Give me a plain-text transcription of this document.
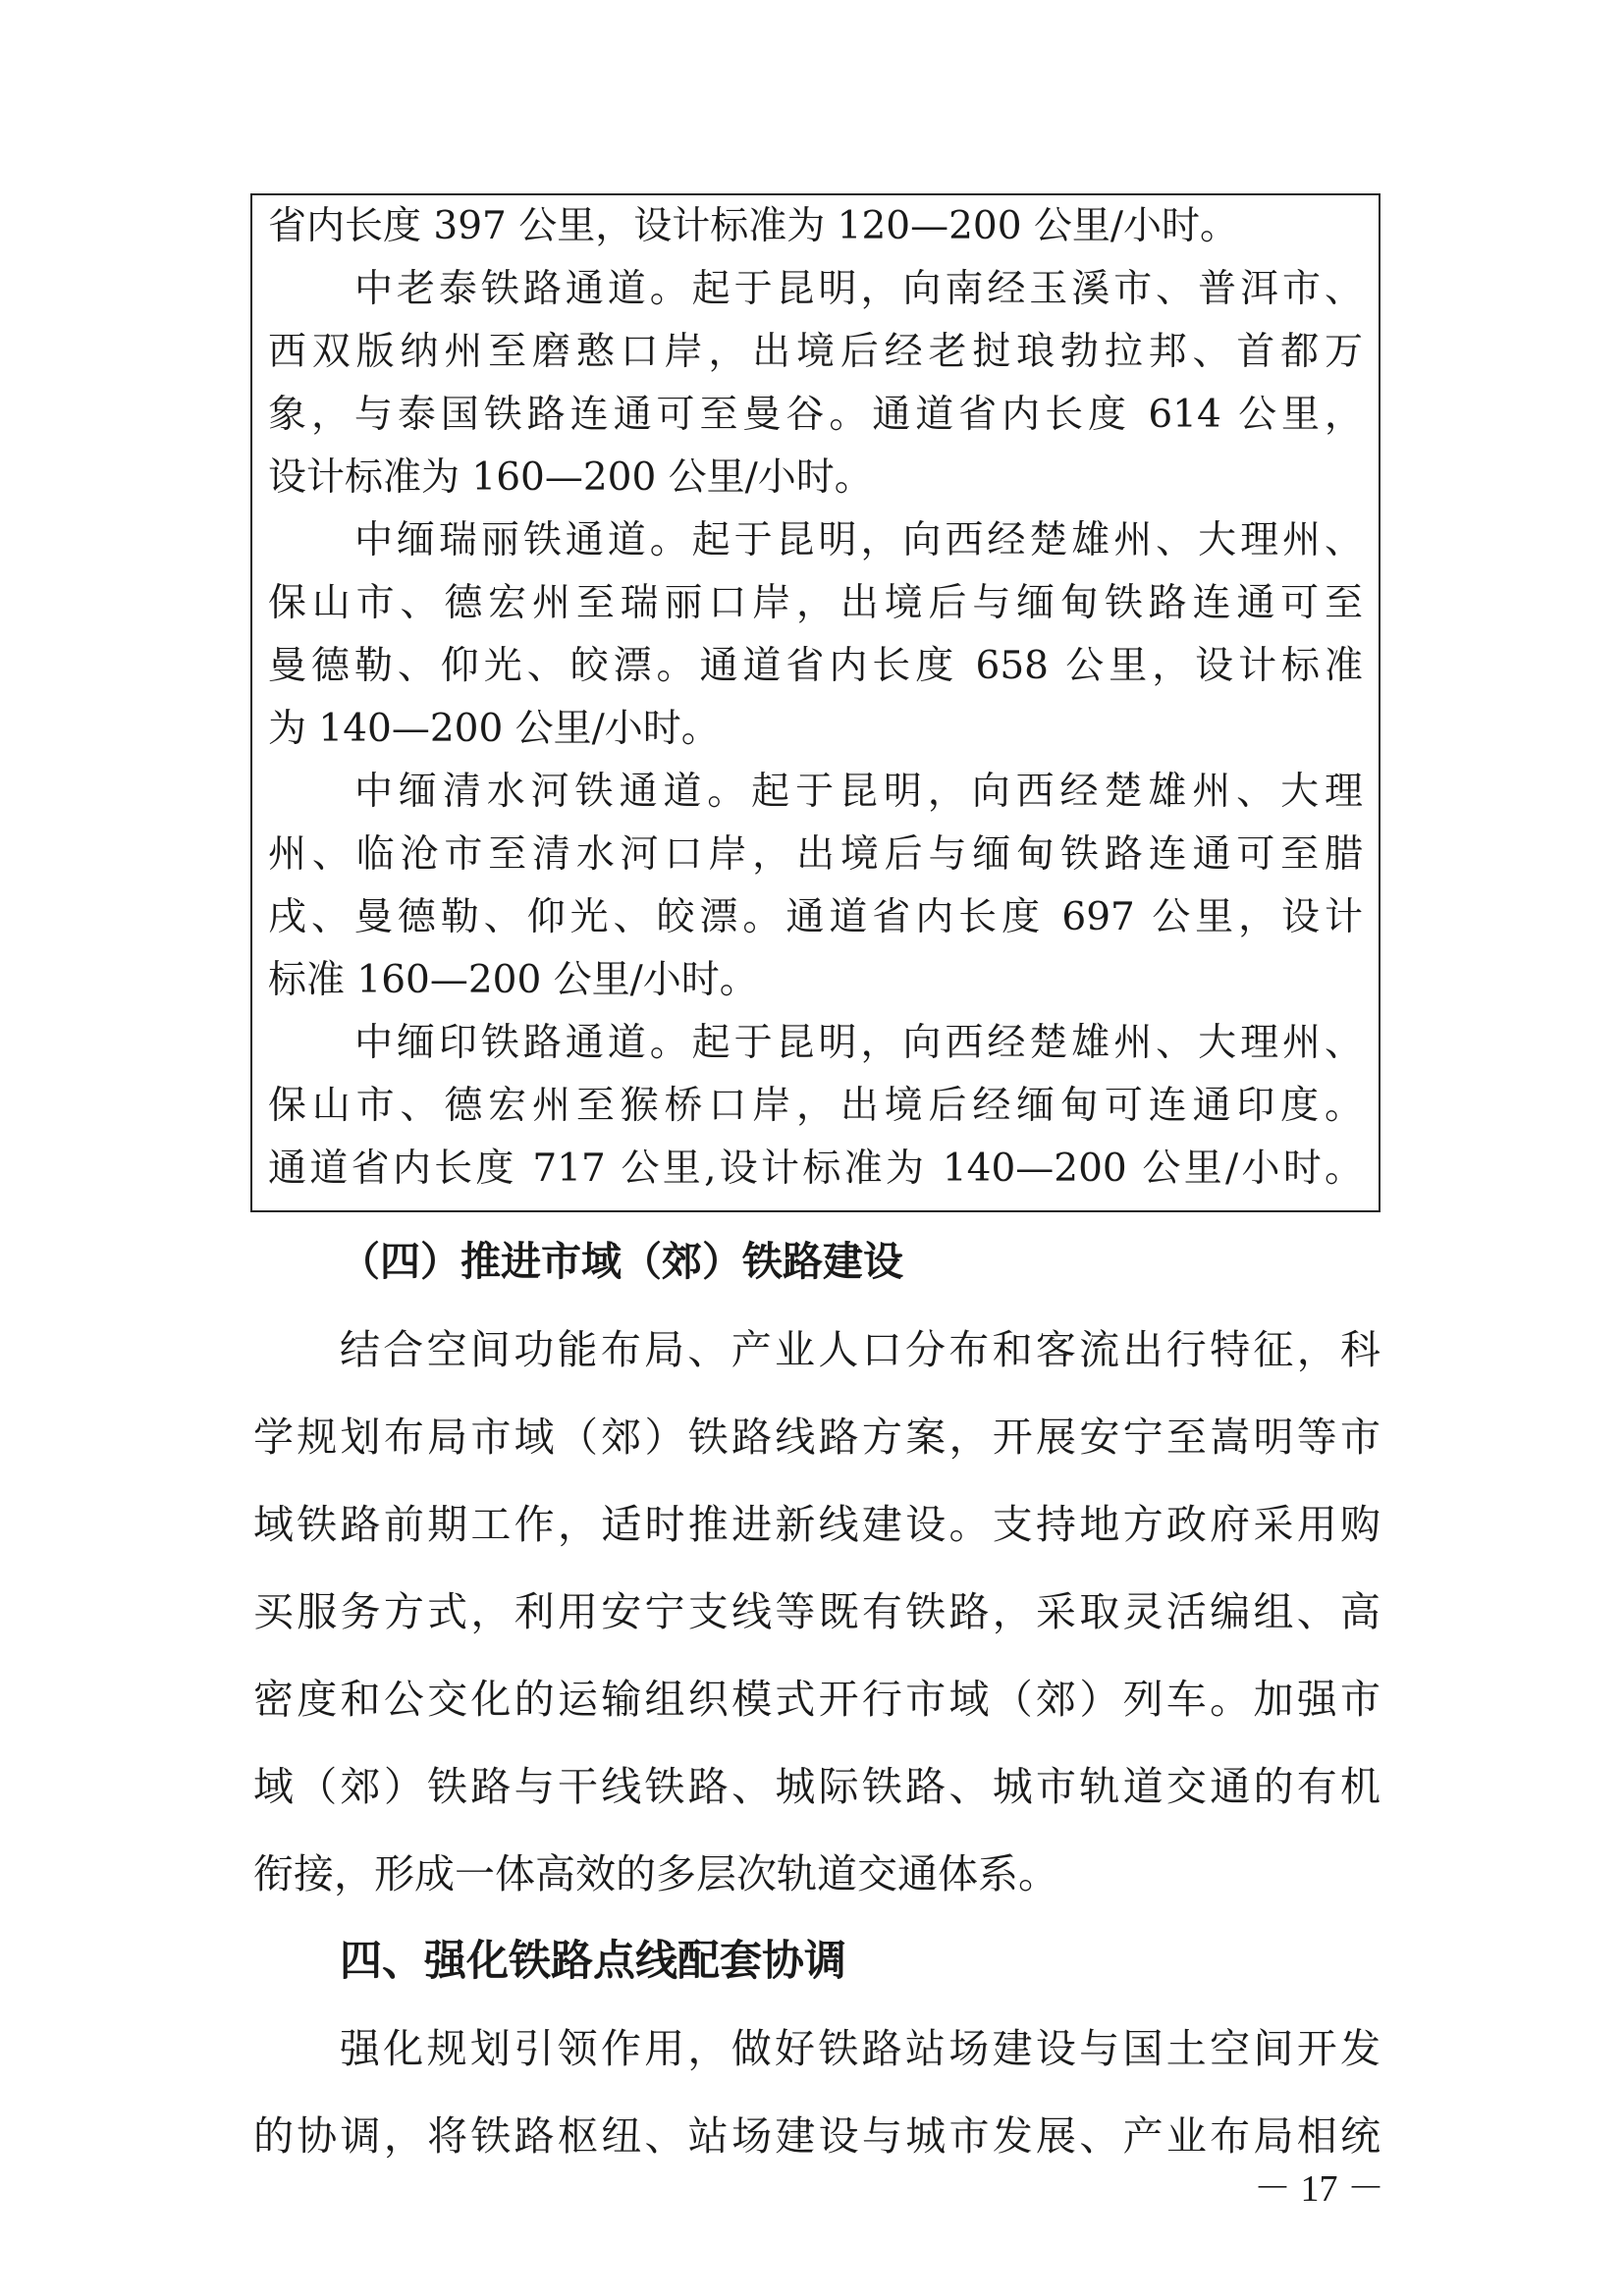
省内长度 397 公里，设计标准为 120—200 公里/小时。
中老泰铁路通道。起于昆明，向南经玉溪市、普洱市、
西双版纳州至磨憨口岸，出境后经老挝琅勃拉邦、首都万
象，与泰国铁路连通可至曼谷。通道省内长度 614 公里，
设计标准为 160—200 公里/小时。
中缅瑞丽铁通道。起于昆明，向西经楚雄州、大理州、
保山市、德宏州至瑞丽口岸，出境后与缅甸铁路连通可至
曼德勒、仰光、皎漂。通道省内长度 658 公里，设计标准
为 140—200 公里/小时。
中缅清水河铁通道。起于昆明，向西经楚雄州、大理
州、临沧市至清水河口岸，出境后与缅甸铁路连通可至腊
戌、曼德勒、仰光、皎漂。通道省内长度 697 公里，设计
标准 160—200 公里/小时。
中缅印铁路通道。起于昆明，向西经楚雄州、大理州、
保山市、德宏州至猴桥口岸，出境后经缅甸可连通印度。
通道省内长度 717 公里,设计标准为 140—200 公里/小时。
（四）推进市域（郊）铁路建设
结合空间功能布局、产业人口分布和客流出行特征，科
学规划布局市域（郊）铁路线路方案，开展安宁至嵩明等市
域铁路前期工作，适时推进新线建设。支持地方政府采用购
买服务方式，利用安宁支线等既有铁路，采取灵活编组、高
密度和公交化的运输组织模式开行市域（郊）列车。加强市
域（郊）铁路与干线铁路、城际铁路、城市轨道交通的有机
衔接，形成一体高效的多层次轨道交通体系。
四、强化铁路点线配套协调
强化规划引领作用，做好铁路站场建设与国土空间开发
的协调，将铁路枢纽、站场建设与城市发展、产业布局相统
－ 17 －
================================
» AIM
Reproduce each line of the entries in which the word "起于昆明" is found.

» THE ANSWER
中老泰铁路通道。起于昆明，向南经玉溪市、普洱市、
中缅瑞丽铁通道。起于昆明，向西经楚雄州、大理州、
中缅清水河铁通道。起于昆明，向西经楚雄州、大理
中缅印铁路通道。起于昆明，向西经楚雄州、大理州、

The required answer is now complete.